** Extracted entries **
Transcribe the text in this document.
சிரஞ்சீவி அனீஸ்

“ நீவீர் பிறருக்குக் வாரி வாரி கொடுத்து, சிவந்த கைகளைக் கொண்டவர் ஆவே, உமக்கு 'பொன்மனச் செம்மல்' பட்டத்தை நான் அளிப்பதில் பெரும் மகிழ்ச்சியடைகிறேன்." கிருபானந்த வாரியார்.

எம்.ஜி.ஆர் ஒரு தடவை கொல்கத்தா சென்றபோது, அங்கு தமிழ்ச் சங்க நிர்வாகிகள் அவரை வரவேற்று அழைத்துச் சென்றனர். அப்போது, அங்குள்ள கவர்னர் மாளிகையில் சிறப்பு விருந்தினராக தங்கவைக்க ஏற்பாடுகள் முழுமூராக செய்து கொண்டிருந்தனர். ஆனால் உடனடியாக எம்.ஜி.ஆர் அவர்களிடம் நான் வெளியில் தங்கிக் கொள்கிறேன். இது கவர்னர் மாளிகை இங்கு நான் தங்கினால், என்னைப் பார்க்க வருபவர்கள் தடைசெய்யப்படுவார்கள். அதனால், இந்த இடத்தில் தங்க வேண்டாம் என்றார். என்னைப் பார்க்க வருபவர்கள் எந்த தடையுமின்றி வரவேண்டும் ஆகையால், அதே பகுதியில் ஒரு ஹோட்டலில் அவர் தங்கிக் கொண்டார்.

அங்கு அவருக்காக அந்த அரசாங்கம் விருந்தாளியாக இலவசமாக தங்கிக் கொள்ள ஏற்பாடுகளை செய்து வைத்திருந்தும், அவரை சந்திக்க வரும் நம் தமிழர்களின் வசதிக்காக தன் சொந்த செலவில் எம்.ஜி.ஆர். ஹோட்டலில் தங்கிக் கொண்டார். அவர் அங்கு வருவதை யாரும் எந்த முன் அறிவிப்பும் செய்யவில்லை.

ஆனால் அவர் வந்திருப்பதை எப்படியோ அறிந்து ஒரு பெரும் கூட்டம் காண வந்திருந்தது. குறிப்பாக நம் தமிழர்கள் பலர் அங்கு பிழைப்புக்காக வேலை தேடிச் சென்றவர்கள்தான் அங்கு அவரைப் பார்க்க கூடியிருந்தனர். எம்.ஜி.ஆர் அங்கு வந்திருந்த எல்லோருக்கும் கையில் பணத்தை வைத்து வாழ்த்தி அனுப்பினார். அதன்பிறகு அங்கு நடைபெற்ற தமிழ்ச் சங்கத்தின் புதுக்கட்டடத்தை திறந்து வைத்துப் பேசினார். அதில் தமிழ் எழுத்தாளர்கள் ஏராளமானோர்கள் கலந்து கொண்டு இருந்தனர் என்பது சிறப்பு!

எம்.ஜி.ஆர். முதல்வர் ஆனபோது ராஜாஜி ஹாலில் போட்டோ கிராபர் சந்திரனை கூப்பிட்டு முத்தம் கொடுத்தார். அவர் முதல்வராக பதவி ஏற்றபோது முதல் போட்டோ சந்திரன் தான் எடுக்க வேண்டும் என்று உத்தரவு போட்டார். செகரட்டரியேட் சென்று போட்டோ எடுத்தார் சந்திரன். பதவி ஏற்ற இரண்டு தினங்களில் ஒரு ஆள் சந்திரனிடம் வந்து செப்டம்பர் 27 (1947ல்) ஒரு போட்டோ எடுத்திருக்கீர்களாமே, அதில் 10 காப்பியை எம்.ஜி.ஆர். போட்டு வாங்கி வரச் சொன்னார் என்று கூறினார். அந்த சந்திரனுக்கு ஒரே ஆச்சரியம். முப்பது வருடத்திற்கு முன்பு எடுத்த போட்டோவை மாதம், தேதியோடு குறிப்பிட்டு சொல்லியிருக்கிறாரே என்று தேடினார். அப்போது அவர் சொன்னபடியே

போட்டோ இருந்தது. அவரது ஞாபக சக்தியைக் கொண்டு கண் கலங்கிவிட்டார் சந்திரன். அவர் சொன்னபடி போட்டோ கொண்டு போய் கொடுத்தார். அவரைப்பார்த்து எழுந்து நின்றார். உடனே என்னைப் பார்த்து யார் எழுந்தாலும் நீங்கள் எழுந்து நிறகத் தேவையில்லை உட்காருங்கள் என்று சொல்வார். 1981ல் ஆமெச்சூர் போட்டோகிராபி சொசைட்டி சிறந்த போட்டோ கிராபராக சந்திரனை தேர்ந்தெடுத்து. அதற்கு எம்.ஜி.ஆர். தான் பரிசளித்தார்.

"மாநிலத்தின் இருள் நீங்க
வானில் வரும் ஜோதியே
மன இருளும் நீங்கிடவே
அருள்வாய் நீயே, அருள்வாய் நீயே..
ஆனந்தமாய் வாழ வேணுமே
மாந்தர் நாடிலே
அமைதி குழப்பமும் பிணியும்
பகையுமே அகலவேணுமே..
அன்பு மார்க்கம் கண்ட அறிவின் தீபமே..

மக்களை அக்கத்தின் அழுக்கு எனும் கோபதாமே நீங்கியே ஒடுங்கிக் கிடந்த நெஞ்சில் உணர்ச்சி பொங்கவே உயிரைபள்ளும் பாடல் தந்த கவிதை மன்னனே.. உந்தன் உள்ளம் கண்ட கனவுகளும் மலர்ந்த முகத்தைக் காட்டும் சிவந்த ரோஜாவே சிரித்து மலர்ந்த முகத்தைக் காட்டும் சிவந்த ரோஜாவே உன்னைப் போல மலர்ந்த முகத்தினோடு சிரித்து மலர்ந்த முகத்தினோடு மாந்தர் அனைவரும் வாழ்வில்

** Required task **
Using the data above, print every record exactly as shown.

** Solution to this task **
Transcribe the text in this document.
சிரஞ்சீவி அனீஸ்

“ நீவீர் பிறருக்குக் வாரி வாரி கொடுத்து, சிவந்த கைகளைக் கொண்டவர் ஆவே, உமக்கு 'பொன்மனச் செம்மல்' பட்டத்தை நான் அளிப்பதில் பெரும் மகிழ்ச்சியடைகிறேன்." கிருபானந்த வாரியார்.

எம்.ஜி.ஆர் ஒரு தடவை கொல்கத்தா சென்றபோது, அங்கு தமிழ்ச் சங்க நிர்வாகிகள் அவரை வரவேற்று அழைத்துச் சென்றனர். அப்போது, அங்குள்ள கவர்னர் மாளிகையில் சிறப்பு விருந்தினராக தங்கவைக்க ஏற்பாடுகள் முழுமூராக செய்து கொண்டிருந்தனர். ஆனால் உடனடியாக எம்.ஜி.ஆர் அவர்களிடம் நான் வெளியில் தங்கிக் கொள்கிறேன். இது கவர்னர் மாளிகை இங்கு நான் தங்கினால், என்னைப் பார்க்க வருபவர்கள் தடைசெய்யப்படுவார்கள். அதனால், இந்த இடத்தில் தங்க வேண்டாம் என்றார். என்னைப் பார்க்க வருபவர்கள் எந்த தடையுமின்றி வரவேண்டும் ஆகையால், அதே பகுதியில் ஒரு ஹோட்டலில் அவர் தங்கிக் கொண்டார்.

அங்கு அவருக்காக அந்த அரசாங்கம் விருந்தாளியாக இலவசமாக தங்கிக் கொள்ள ஏற்பாடுகளை செய்து வைத்திருந்தும், அவரை சந்திக்க வரும் நம் தமிழர்களின் வசதிக்காக தன் சொந்த செலவில் எம்.ஜி.ஆர். ஹோட்டலில் தங்கிக் கொண்டார். அவர் அங்கு வருவதை யாரும் எந்த முன் அறிவிப்பும் செய்யவில்லை.

ஆனால் அவர் வந்திருப்பதை எப்படியோ அறிந்து ஒரு பெரும் கூட்டம் காண வந்திருந்தது. குறிப்பாக நம் தமிழர்கள் பலர் அங்கு பிழைப்புக்காக வேலை தேடிச் சென்றவர்கள்தான் அங்கு அவரைப் பார்க்க கூடியிருந்தனர். எம்.ஜி.ஆர் அங்கு வந்திருந்த எல்லோருக்கும் கையில் பணத்தை வைத்து வாழ்த்தி அனுப்பினார். அதன்பிறகு அங்கு நடைபெற்ற தமிழ்ச் சங்கத்தின் புதுக்கட்டடத்தை திறந்து வைத்துப் பேசினார். அதில் தமிழ் எழுத்தாளர்கள் ஏராளமானோர்கள் கலந்து கொண்டு இருந்தனர் என்பது சிறப்பு!

எம்.ஜி.ஆர். முதல்வர் ஆனபோது ராஜாஜி ஹாலில் போட்டோ கிராபர் சந்திரனை கூப்பிட்டு முத்தம் கொடுத்தார். அவர் முதல்வராக பதவி ஏற்றபோது முதல் போட்டோ சந்திரன் தான் எடுக்க வேண்டும் என்று உத்தரவு போட்டார். செகரட்டரியேட் சென்று போட்டோ எடுத்தார் சந்திரன். பதவி ஏற்ற இரண்டு தினங்களில் ஒரு ஆள் சந்திரனிடம் வந்து செப்டம்பர் 27 (1947ல்) ஒரு போட்டோ எடுத்திருக்கீர்களாமே, அதில் 10 காப்பியை எம்.ஜி.ஆர். போட்டு வாங்கி வரச் சொன்னார் என்று கூறினார். அந்த சந்திரனுக்கு ஒரே ஆச்சரியம். முப்பது வருடத்திற்கு முன்பு எடுத்த போட்டோவை மாதம், தேதியோடு குறிப்பிட்டு சொல்லியிருக்கிறாரே என்று தேடினார். அப்போது அவர் சொன்னபடியே

போட்டோ இருந்தது. அவரது ஞாபக சக்தியைக் கொண்டு கண் கலங்கிவிட்டார் சந்திரன். அவர் சொன்னபடி போட்டோ கொண்டு போய் கொடுத்தார். அவரைப்பார்த்து எழுந்து நின்றார். உடனே என்னைப் பார்த்து யார் எழுந்தாலும் நீங்கள் எழுந்து நிறகத் தேவையில்லை உட்காருங்கள் என்று சொல்வார். 1981ல் ஆமெச்சூர் போட்டோகிராபி சொசைட்டி சிறந்த போட்டோ கிராபராக சந்திரனை தேர்ந்தெடுத்து. அதற்கு எம்.ஜி.ஆர். தான் பரிசளித்தார்.

"மாநிலத்தின் இருள் நீங்க
வானில் வரும் ஜோதியே
மன இருளும் நீங்கிடவே
அருள்வாய் நீயே, அருள்வாய் நீயே..
ஆனந்தமாய் வாழ வேணுமே
மாந்தர் நாடிலே
அமைதி குழப்பமும் பிணியும்
பகையுமே அகலவேணுமே..
அன்பு மார்க்கம் கண்ட அறிவின் தீபமே..

மக்களை அக்கத்தின் அழுக்கு எனும் கோபதாமே நீங்கியே ஒடுங்கிக் கிடந்த நெஞ்சில் உணர்ச்சி பொங்கவே உயிரைபள்ளும் பாடல் தந்த கவிதை மன்னனே.. உந்தன் உள்ளம் கண்ட கனவுகளும் மலர்ந்த முகத்தைக் காட்டும் சிவந்த ரோஜாவே சிரித்து மலர்ந்த முகத்தைக் காட்டும் சிவந்த ரோஜாவே உன்னைப் போல மலர்ந்த முகத்தினோடு சிரித்து மலர்ந்த முகத்தினோடு மாந்தர் அனைவரும் வாழ்வில்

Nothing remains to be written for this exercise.